=== Consigne ===
Répondez brièvement à ces questions sur l'extrait consacré aux engagements des NMPP :
(a) Quelle durée de préavis est prévue en cas de mise hors service du Système Presse 2000 ?
(b) Dans la disposition retirée par les NMPP, à quoi l'accès direct automatisé au tronc commun était-il subordonné ?
(c) Quelle origine le contrat impose-t-il d'identifier pour le contenu des bases de données communiquées aux tiers ?

73. De même, les réserves apportées par les NMPP aux obligations découlant pour elles des engagements pris ne doivent pas être de nature à vider ces engagements de leur substance. Le Conseil a donc demandé qu'il soit précisé que ces réserves ne doivent pas remettre en cause, dans sa substance, l'engagement de mise en place d'un accès direct automatisé au tronc commun de Presse 2000.

74. Dans ce but, les engagements définitifs sont rédigés comme suit :

• le présent engagement des NMPP n'emporte aucune obligation de leur part de faire évoluer le Système Presse 2000 ni de l'adapter à quelque besoin spécifique ou non des MLP ; il n'emporte aucune restriction au droit des NMPP de le faire évoluer selon ses propres besoins, sous réserve que de telles évolutions ne restreignent pas l'accès des MLP aux fonctionnalités et données du tronc commun de Presse 2000 auxquelles il leur sera donné accès en vertu du présent engagement et que la substance des réponses aux préoccupations de concurrence exprimées dans la présente affaire soit clairement préservée (point 8).

• Le présent engagement des NMPP n'emporte aucune obligation de leur part d'alimenter le Système Presse 2000 en données ni d'assurer le traitement de ces données et ne comporte aucune garantie de leur exactitude, aucun engagement de mise à jour ni aucune garantie de performance. Toutefois, les NMPP s'engagent à ne procéder à aucune modification de nature à supprimer l'interopérabilité de Presse 2000 avec les logiciels des MLP homologués aux fins de la mise en place de l'accès direct automatisé objet du présent engagement.

• Le présent engagement deviendra caduc de plein droit en cas de mise hors service du Système Presse 2000 par les NMPP pour quelque raison que ce soit, sous réserve d'un préavis d'une durée d'un an, et ne comporte aucun engagement de maintenir en service le Système Presse 2000. (point 11).

75. En revanche, la disposition contestée dans l'ensemble des observations reçues, prévoyant (point 9) que l'accès direct automatisé au tronc commun du logiciel Presse 2000 était subordonné " à la poursuite par les MLP des tests de plafonnement des quantités et de l'assortiment et de tout autre test conduit dans l'intérêt de la profession ", a été retirée de leur engagement par les NMPP.

Sur la question des droits de propriété intellectuelle

76. L'accès direct automatisé accordé aux MLP ne conférera à ces dernières aucun autre droit que ceux qui leur seront expressément consentis pour les besoins des échanges de fichiers, notamment aucun droit de propriété intellectuelle sur le Système Presse 2000 et sur les bases évolutives de données qui en font partie. S'agissant du contenu des bases de données, compte tenu des divergences entre les NMPP, qui estiment détenir les droits conférés au producteur d'une base de données par les articles L. 341-1 et suivants du Code de la propriété intellectuelle, et les MLP, qui déclarent ne pas être disposées à les leur reconnaître, le contrat entre les deux sociétés ne prévoira pas de disposition établissant l'existence ou la titularité des droits de propriété intellectuelle sur le contenu des bases de données du Système Presse 2000, sans que cela ne constitue une renonciation des NMPP aux droits qu'elles estiment détenir, les NMPP se réservant expressément la faculté de faire valoir leurs droits et recours à cet égard en tant que de besoin. Le contrat entre les NMPP et les MLP prévoira une obligation d'identification de l'origine " Presse 2000 " du contenu des bases de données qui seront communiquées aux tiers (point 7).

=== Matériel fourni ===
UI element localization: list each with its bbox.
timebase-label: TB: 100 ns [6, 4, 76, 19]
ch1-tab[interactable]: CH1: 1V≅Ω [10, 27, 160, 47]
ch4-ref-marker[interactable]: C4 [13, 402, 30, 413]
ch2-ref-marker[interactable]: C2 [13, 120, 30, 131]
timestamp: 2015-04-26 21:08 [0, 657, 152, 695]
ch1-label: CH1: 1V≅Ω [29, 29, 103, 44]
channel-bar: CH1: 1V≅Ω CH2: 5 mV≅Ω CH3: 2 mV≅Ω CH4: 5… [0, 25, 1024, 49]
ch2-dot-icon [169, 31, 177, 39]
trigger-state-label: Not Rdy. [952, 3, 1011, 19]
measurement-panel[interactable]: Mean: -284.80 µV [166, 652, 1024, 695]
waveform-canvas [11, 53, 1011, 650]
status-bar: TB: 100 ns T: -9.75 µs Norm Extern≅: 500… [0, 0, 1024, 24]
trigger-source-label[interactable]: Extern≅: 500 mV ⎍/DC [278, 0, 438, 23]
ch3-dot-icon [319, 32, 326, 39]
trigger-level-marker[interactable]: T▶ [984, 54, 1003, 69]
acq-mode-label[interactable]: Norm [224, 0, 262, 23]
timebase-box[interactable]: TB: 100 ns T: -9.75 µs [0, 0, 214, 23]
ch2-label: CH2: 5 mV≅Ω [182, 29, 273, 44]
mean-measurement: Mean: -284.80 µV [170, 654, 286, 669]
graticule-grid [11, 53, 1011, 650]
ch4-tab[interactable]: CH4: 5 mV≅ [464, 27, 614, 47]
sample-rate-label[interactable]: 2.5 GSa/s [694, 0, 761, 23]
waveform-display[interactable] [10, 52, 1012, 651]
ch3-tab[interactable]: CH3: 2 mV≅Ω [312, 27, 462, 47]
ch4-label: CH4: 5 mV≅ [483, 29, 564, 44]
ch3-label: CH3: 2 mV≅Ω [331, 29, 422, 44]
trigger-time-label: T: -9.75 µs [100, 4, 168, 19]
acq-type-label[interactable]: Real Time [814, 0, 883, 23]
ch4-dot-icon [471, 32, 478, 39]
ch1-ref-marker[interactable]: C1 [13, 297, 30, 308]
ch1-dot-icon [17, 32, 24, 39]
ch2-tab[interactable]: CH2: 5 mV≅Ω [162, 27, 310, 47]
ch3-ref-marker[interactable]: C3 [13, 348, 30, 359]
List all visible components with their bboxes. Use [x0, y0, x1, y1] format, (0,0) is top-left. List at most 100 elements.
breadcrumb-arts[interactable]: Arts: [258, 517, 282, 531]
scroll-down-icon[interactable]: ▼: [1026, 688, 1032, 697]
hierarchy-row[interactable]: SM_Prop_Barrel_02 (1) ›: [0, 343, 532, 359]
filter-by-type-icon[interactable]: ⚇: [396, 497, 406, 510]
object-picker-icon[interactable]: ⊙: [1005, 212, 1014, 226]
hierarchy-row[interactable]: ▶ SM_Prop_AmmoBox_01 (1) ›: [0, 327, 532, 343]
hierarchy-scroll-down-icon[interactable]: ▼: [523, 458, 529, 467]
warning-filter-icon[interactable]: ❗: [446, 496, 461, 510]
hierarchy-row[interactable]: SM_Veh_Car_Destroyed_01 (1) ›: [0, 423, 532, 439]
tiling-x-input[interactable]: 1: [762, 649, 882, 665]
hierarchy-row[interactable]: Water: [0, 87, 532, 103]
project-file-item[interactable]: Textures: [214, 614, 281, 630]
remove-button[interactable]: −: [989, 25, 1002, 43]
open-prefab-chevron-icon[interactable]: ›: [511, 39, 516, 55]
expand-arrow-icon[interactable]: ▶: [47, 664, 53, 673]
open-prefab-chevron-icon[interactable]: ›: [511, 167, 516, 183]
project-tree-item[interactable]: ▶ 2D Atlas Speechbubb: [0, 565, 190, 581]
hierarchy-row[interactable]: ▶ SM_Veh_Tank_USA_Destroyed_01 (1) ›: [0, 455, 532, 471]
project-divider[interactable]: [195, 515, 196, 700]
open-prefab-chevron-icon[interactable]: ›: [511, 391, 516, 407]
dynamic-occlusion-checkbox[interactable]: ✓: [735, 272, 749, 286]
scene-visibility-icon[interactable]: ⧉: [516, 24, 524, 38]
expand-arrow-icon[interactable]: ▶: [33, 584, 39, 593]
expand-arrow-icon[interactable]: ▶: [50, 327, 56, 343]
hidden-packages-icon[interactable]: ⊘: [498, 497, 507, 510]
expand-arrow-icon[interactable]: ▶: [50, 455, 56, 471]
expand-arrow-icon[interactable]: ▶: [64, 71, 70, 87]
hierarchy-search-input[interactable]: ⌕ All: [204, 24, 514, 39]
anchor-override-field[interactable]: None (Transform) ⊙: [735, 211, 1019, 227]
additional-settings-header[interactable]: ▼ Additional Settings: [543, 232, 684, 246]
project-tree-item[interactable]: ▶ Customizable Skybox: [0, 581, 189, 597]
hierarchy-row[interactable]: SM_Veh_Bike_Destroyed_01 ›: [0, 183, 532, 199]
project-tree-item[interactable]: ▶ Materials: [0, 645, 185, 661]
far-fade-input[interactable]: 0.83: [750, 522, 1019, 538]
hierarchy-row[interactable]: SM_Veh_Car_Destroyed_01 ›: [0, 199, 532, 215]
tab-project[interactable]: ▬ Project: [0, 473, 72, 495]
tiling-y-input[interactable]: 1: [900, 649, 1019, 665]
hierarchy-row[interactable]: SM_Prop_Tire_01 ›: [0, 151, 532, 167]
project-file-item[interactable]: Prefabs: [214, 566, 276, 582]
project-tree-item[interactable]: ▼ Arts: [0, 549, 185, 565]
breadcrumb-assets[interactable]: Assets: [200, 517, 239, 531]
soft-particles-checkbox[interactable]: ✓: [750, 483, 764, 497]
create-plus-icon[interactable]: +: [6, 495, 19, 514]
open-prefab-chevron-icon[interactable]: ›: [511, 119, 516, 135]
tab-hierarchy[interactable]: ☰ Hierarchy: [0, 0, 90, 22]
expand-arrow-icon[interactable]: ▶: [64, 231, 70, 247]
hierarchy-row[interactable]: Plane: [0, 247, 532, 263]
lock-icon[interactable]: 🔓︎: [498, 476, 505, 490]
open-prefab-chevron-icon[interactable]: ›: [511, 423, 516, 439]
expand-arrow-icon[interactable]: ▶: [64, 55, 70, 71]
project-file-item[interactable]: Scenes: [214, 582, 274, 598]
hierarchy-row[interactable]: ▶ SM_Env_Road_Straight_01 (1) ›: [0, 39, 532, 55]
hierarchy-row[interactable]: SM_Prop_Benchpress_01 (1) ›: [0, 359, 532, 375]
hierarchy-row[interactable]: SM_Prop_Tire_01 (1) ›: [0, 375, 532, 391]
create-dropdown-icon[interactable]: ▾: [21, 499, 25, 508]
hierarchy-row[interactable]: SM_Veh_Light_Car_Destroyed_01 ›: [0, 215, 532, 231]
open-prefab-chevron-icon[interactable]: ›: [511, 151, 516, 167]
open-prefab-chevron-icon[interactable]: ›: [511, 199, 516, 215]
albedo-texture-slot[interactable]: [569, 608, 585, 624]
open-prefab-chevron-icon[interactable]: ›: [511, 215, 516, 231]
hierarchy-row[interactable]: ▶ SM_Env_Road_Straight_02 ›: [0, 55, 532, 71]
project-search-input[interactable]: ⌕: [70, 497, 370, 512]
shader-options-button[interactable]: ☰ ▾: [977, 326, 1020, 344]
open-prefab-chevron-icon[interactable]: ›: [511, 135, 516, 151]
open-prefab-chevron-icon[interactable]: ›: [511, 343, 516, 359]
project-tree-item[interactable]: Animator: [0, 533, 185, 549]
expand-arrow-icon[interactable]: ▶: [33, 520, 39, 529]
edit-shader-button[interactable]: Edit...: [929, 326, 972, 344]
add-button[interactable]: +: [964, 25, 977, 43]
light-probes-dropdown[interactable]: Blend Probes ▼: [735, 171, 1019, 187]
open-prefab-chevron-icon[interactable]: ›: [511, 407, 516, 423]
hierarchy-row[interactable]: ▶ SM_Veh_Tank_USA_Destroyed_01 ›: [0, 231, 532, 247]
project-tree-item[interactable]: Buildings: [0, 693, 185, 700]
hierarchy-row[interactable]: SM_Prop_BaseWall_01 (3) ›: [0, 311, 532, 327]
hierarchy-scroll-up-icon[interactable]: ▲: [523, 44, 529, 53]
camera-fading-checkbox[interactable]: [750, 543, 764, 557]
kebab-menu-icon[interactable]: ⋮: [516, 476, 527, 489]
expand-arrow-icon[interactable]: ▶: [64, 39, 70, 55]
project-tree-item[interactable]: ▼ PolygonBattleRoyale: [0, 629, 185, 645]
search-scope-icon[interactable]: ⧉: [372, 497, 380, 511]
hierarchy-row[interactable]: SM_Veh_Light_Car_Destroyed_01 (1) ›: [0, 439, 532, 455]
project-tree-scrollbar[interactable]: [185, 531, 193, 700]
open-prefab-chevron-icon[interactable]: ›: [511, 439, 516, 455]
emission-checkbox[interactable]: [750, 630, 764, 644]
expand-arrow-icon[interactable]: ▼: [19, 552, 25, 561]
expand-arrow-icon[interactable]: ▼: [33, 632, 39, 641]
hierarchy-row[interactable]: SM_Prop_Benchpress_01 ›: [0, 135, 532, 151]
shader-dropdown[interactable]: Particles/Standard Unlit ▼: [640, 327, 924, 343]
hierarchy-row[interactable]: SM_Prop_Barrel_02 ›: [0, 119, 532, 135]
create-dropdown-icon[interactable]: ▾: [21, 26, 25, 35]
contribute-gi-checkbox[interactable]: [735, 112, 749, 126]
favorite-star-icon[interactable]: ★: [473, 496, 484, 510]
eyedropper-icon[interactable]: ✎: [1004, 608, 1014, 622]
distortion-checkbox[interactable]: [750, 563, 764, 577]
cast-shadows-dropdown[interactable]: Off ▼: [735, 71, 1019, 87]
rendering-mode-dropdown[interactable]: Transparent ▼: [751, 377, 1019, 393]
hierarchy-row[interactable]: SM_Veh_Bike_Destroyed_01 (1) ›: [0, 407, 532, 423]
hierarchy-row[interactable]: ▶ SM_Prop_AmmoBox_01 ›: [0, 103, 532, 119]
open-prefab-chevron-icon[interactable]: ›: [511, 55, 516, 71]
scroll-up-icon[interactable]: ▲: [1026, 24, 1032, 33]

=== Corrigé ===
(a) Un préavis d'un an.
(b) À la poursuite par les MLP des tests de plafonnement des quantités et de l'assortiment et de tout autre test conduit dans l'intérêt de la profession.
(c) L'origine « Presse 2000 ».